[YOUR OBJECTIVE] Reproduce the listing below line for line, without the pictures.

[Element and region data]
#####

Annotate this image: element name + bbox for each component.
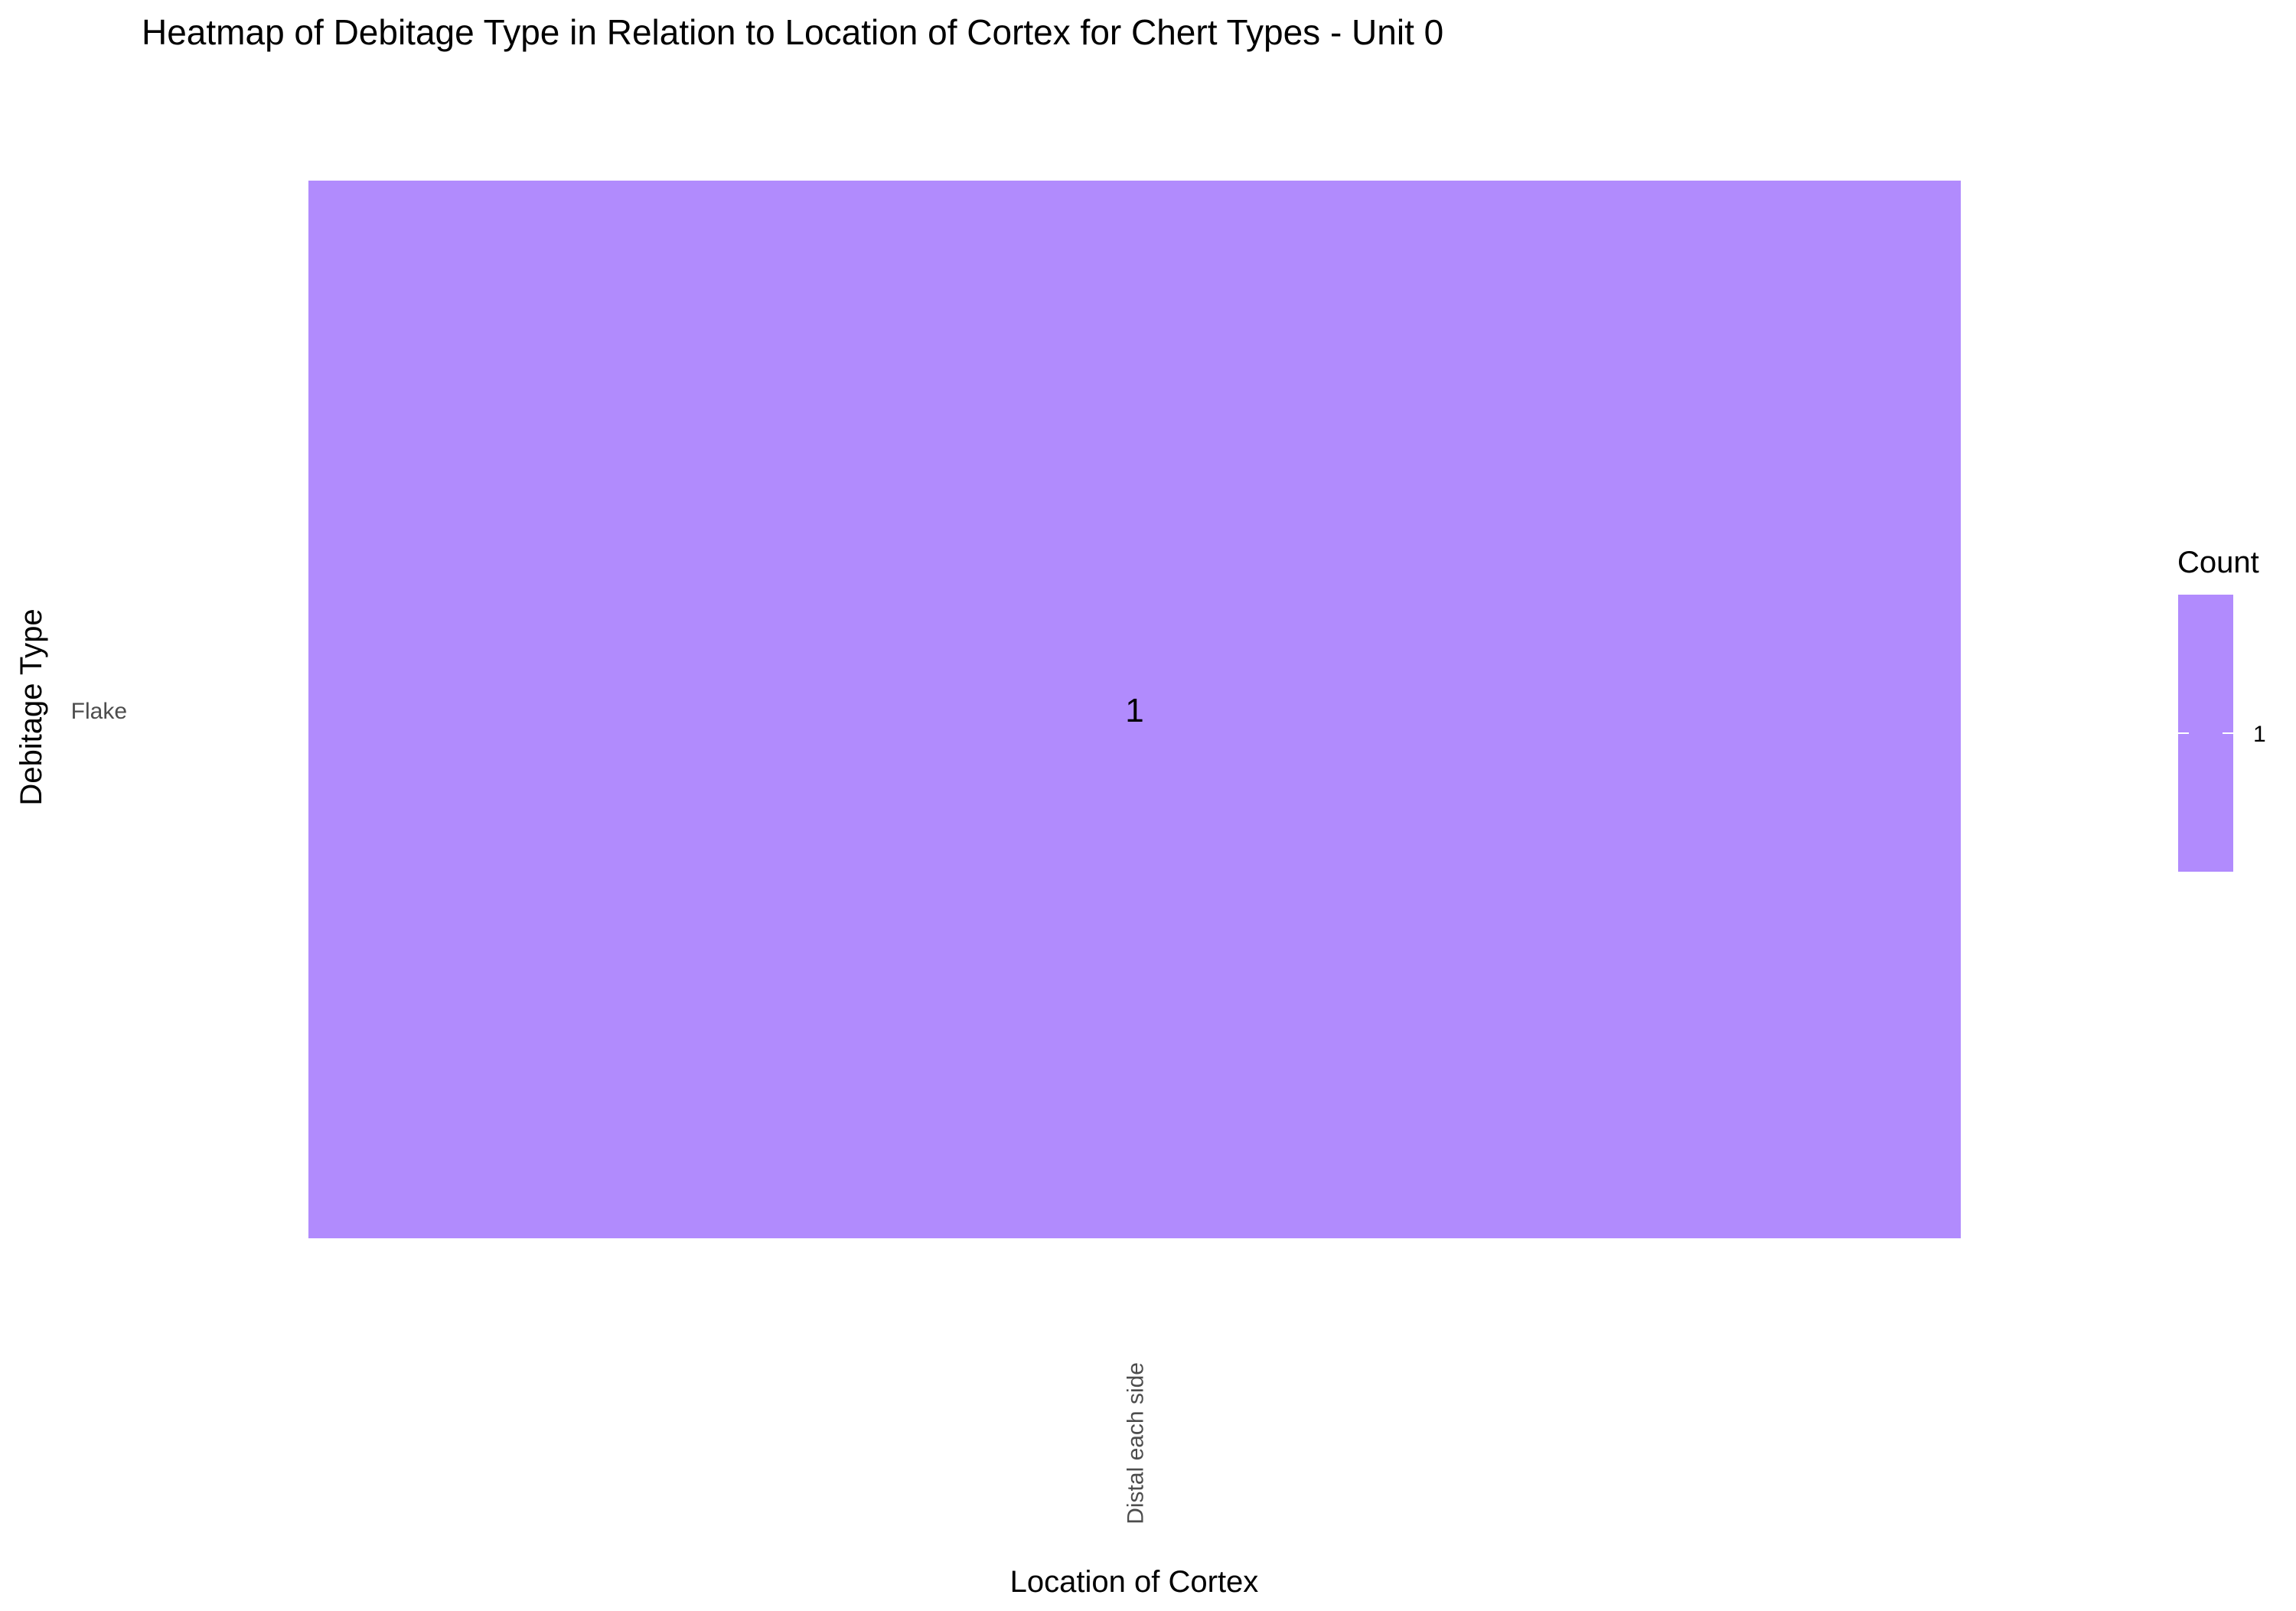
- x-axis-label: Location of Cortex: [1010, 1565, 1259, 1599]
- chart-title: Heatmap of Debitage Type in Relation to …: [142, 12, 1443, 52]
- y-tick-label: Flake: [71, 699, 127, 724]
- cell-value-label: 1: [1125, 692, 1143, 729]
- y-axis-label: Debitage Type: [15, 608, 48, 805]
- heatmap-cell: [308, 181, 1961, 1238]
- x-tick-label: Distal each side: [1124, 1362, 1149, 1525]
- legend-tick-label: 1: [2253, 722, 2266, 747]
- legend-title: Count: [2177, 546, 2259, 579]
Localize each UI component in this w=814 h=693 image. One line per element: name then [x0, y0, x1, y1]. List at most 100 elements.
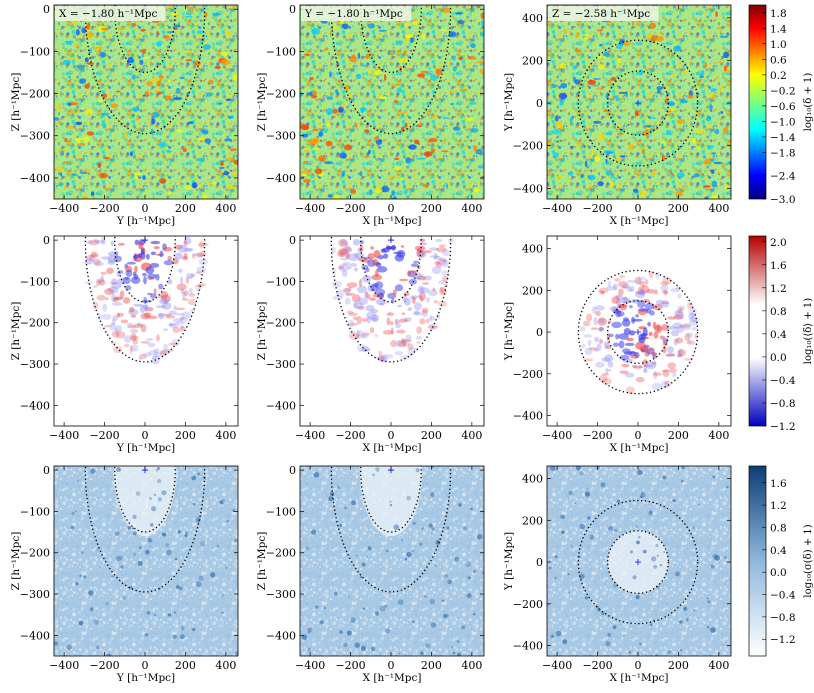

#####

[THE ANSWER]
Annotate this image: element name + bbox for each component.
- x-axis-label: Location of Cortex: [1010, 1565, 1259, 1599]
- chart-title: Heatmap of Debitage Type in Relation to …: [142, 12, 1443, 52]
- y-tick-label: Flake: [71, 699, 127, 724]
- cell-value-label: 1: [1125, 692, 1143, 729]
- y-axis-label: Debitage Type: [15, 608, 48, 805]
- heatmap-cell: [308, 181, 1961, 1238]
- x-tick-label: Distal each side: [1124, 1362, 1149, 1525]
- legend-tick-label: 1: [2253, 722, 2266, 747]
- legend-title: Count: [2177, 546, 2259, 579]
Localize each UI component in this w=814 h=693 image. One line per element: name then [x0, y0, x1, y1]. List at most 100 elements.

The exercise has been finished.